## SUPPLIED RECORDS
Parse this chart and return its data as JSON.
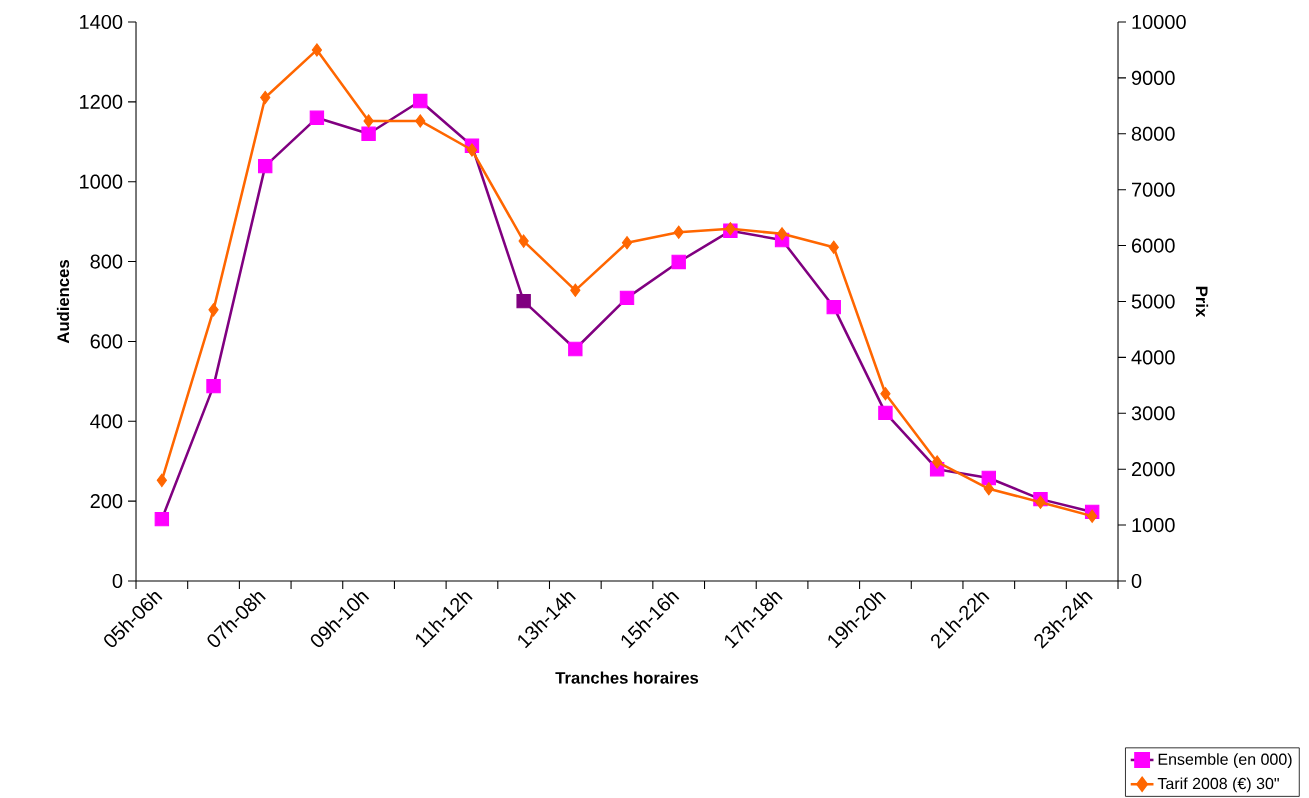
{
  "chart_data": {
    "type": "line",
    "xlabel": "Tranches horaires",
    "ylabel": "Audiences",
    "y2label": "Prix",
    "categories": [
      "05h-06h",
      null,
      "07h-08h",
      null,
      "09h-10h",
      null,
      "11h-12h",
      null,
      "13h-14h",
      null,
      "15h-16h",
      null,
      "17h-18h",
      null,
      "19h-20h",
      null,
      "21h-22h",
      null,
      "23h-24h"
    ],
    "series": [
      {
        "name": "Ensemble (en 000)",
        "color": "#800080",
        "marker": "square",
        "colors": [
          "#ff00ff",
          "#ff00ff",
          "#ff00ff",
          "#ff00ff",
          "#ff00ff",
          "#ff00ff",
          "#ff00ff",
          "#800080",
          "#ff00ff",
          "#ff00ff",
          "#ff00ff",
          "#ff00ff",
          "#ff00ff",
          "#ff00ff",
          "#ff00ff",
          "#ff00ff",
          "#ff00ff",
          "#ff00ff",
          "#ff00ff"
        ],
        "values": [
          155,
          488,
          1039,
          1160,
          1120,
          1202,
          1090,
          701,
          581,
          709,
          799,
          877,
          854,
          686,
          421,
          280,
          258,
          205,
          173
        ]
      },
      {
        "name": "Tarif 2008 (€) 30\"",
        "color": "#ff6600",
        "marker": "diamond",
        "axis": "y2",
        "values": [
          1800,
          4850,
          8650,
          9500,
          8230,
          8230,
          7710,
          6080,
          5200,
          6050,
          6240,
          6300,
          6210,
          5970,
          3350,
          2130,
          1650,
          1410,
          1160
        ]
      }
    ],
    "ylim": [
      0,
      1400
    ],
    "yticks": [
      0,
      200,
      400,
      600,
      800,
      1000,
      1200,
      1400
    ],
    "y2lim": [
      0,
      10000
    ],
    "y2ticks": [
      0,
      1000,
      2000,
      3000,
      4000,
      5000,
      6000,
      7000,
      8000,
      9000,
      10000
    ],
    "grid": false,
    "legend": "bottom right"
  }
}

## WHAT THE EXERCISE ASKS
List all lines from the entries that include the word "name".

## WRITTEN RESPONSE
        "name": "Ensemble (en 000)",
        "name": "Tarif 2008 (€) 30\"",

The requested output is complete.